SOURCE RECORDS:
───
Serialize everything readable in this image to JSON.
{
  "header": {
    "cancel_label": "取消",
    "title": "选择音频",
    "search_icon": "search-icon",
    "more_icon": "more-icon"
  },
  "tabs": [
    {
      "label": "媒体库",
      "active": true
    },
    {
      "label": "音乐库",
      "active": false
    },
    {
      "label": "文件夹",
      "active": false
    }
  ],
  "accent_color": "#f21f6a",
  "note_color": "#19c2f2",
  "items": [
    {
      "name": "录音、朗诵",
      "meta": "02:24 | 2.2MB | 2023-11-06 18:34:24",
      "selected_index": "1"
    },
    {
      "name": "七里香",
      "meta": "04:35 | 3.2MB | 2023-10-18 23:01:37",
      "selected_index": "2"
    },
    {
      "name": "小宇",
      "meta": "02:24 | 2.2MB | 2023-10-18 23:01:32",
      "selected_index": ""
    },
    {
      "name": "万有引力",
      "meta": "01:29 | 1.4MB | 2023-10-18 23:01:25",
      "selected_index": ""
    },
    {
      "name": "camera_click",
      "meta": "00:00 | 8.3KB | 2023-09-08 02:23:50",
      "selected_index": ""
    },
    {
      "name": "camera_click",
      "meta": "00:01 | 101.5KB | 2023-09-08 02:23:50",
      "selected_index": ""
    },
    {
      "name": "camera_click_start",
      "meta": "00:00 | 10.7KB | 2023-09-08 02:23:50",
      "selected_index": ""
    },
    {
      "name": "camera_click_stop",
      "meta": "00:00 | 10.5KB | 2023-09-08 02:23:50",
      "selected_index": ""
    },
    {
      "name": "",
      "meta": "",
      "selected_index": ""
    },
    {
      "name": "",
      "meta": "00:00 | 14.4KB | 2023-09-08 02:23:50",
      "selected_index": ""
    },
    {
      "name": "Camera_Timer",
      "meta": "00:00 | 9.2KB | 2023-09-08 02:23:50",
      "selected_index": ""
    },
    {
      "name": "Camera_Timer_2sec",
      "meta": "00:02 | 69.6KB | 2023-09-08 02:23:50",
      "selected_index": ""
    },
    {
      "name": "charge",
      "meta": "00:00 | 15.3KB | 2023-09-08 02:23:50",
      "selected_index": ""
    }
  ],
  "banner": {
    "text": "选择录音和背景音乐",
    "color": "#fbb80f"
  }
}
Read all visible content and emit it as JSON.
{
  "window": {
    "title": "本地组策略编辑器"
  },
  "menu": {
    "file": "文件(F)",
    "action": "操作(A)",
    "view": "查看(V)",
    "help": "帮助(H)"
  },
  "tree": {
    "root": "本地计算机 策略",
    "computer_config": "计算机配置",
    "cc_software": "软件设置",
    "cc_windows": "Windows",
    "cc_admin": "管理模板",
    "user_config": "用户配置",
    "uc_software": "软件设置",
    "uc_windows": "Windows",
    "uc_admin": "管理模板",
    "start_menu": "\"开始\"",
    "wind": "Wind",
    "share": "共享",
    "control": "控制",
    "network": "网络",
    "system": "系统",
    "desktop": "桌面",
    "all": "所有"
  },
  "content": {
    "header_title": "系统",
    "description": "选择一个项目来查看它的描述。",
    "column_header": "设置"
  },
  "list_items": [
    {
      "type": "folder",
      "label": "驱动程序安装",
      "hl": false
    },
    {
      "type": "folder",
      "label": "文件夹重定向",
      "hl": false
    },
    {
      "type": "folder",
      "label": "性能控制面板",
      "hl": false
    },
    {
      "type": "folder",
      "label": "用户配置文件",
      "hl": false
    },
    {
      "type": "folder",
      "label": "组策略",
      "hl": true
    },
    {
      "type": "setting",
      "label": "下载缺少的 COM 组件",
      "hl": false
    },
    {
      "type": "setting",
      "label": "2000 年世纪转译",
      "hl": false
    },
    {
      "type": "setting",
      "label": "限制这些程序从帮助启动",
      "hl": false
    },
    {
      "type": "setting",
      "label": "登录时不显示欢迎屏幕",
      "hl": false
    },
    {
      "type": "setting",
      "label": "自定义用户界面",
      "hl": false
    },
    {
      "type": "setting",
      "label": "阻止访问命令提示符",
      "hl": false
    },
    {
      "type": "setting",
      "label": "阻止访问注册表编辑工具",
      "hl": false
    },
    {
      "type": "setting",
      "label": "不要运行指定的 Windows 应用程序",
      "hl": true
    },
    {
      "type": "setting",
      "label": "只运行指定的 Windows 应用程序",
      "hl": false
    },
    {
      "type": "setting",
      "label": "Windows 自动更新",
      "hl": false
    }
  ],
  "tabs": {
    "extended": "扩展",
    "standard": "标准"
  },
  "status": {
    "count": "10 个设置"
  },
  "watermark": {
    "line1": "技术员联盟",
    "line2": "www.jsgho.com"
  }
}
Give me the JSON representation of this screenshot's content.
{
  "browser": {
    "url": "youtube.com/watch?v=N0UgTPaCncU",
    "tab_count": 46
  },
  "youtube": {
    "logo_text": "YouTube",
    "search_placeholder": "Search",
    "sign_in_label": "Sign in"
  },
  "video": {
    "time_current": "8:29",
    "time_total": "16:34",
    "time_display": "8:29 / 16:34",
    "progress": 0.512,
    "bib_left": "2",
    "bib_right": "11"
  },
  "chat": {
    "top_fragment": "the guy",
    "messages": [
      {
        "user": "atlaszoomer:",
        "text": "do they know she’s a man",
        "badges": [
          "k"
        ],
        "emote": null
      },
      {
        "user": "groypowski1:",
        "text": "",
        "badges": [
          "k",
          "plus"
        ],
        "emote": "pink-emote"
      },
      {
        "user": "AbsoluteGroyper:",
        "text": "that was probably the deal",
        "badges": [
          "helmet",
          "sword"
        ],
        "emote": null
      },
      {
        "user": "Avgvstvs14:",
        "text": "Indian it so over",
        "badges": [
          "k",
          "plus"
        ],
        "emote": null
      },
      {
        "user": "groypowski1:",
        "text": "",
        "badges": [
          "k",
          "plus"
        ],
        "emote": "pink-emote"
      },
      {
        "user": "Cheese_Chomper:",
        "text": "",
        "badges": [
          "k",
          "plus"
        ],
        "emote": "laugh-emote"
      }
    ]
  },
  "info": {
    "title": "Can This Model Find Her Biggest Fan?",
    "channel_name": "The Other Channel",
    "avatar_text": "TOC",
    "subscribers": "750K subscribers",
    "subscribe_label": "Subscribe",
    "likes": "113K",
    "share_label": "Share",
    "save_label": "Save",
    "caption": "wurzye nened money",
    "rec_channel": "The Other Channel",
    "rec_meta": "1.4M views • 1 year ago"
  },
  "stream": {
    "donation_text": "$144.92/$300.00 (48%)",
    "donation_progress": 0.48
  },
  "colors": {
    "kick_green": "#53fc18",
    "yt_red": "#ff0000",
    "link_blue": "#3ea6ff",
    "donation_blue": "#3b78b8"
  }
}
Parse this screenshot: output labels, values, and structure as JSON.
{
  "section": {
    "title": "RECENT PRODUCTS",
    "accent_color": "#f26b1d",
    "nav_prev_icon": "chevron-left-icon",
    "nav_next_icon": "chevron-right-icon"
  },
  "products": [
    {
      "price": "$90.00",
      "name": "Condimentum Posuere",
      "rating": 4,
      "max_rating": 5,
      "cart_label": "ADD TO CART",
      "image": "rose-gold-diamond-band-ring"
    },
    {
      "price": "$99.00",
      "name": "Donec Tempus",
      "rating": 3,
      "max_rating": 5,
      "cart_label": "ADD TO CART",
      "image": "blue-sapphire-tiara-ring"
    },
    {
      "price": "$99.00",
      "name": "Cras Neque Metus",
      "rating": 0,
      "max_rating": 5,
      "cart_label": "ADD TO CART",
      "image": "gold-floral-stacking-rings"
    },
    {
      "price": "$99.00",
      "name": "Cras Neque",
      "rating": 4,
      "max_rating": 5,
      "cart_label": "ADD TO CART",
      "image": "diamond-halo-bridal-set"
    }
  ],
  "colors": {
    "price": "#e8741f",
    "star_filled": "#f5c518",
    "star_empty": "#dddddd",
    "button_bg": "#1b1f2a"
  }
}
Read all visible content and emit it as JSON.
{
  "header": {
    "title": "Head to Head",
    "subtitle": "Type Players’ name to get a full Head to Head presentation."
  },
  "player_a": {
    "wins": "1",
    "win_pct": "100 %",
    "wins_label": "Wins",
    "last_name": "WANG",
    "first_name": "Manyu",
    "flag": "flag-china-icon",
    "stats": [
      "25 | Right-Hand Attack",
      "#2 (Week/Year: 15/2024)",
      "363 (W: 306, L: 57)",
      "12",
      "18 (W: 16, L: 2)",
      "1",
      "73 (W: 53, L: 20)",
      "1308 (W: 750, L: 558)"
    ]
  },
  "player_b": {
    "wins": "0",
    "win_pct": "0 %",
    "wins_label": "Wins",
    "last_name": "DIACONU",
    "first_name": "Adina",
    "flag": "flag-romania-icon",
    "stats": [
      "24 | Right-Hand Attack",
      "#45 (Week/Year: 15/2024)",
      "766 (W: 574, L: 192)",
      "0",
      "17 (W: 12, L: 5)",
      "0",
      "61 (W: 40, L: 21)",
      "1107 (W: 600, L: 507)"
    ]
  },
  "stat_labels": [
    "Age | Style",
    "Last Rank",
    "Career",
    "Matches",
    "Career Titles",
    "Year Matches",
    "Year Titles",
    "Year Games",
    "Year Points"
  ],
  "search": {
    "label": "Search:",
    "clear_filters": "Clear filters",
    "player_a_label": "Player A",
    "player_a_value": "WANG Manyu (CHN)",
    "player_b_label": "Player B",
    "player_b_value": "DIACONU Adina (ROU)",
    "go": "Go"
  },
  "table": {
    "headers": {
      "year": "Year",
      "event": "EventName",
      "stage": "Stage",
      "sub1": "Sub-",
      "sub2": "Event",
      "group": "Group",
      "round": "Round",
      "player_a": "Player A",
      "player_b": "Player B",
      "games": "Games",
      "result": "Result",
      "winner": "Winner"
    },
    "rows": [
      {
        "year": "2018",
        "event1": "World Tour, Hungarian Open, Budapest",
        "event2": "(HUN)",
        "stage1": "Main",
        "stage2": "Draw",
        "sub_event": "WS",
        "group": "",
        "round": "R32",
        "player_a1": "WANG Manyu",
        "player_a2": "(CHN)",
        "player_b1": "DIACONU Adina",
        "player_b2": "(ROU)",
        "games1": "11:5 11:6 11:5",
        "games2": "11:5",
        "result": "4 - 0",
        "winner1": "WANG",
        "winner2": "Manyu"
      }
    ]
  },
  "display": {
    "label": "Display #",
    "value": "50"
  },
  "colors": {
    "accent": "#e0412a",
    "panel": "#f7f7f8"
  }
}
───
WRITTEN REQUEST:
Within the listing, how many lines hold the word "Adina"? Only the number is to be given.

COMPLETED EXERCISE:
3